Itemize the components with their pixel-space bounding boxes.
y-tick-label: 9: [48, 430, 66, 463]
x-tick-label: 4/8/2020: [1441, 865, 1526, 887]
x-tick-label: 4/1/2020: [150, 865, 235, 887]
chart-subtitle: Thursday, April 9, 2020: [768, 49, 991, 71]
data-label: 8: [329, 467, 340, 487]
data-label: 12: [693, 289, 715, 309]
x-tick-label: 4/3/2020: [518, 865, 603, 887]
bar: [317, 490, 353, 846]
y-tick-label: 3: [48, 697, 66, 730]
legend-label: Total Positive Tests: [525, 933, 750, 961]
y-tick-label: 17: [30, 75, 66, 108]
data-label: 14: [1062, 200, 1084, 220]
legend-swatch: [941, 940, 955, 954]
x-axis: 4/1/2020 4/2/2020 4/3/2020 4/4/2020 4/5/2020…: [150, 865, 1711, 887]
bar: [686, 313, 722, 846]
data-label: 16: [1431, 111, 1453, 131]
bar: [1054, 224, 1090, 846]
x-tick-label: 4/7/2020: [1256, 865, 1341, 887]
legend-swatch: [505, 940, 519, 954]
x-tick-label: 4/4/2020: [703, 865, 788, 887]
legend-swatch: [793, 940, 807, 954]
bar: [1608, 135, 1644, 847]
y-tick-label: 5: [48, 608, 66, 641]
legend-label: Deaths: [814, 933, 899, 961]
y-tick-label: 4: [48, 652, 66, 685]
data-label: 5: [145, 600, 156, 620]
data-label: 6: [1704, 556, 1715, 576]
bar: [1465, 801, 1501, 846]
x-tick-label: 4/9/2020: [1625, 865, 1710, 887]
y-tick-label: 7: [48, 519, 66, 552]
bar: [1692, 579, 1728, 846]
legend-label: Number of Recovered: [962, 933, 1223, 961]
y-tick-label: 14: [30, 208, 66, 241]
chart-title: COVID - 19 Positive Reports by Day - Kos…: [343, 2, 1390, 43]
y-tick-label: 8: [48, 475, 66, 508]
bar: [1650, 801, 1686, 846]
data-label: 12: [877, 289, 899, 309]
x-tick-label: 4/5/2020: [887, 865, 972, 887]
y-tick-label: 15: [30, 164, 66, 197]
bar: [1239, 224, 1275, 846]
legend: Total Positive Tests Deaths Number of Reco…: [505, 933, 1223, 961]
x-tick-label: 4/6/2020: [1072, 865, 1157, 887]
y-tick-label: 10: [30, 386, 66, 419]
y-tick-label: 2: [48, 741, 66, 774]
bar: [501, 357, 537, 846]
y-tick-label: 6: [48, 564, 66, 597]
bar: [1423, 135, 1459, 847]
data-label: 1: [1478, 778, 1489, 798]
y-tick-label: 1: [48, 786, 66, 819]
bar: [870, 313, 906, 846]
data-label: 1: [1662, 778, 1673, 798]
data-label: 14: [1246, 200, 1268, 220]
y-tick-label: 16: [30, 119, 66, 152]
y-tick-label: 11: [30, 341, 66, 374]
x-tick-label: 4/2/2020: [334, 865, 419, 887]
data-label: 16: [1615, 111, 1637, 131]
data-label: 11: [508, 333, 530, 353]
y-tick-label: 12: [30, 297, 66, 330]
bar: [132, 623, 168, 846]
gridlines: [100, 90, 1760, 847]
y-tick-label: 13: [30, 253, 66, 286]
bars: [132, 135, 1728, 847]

[Your objective] Quote verbatim everything from the beginning of the records down to and including the line that contains "data-label: 8: [329, 467, 340, 487]".

[The output]
Itemize the components with their pixel-space bounding boxes.
y-tick-label: 9: [48, 430, 66, 463]
x-tick-label: 4/8/2020: [1441, 865, 1526, 887]
x-tick-label: 4/1/2020: [150, 865, 235, 887]
chart-subtitle: Thursday, April 9, 2020: [768, 49, 991, 71]
data-label: 8: [329, 467, 340, 487]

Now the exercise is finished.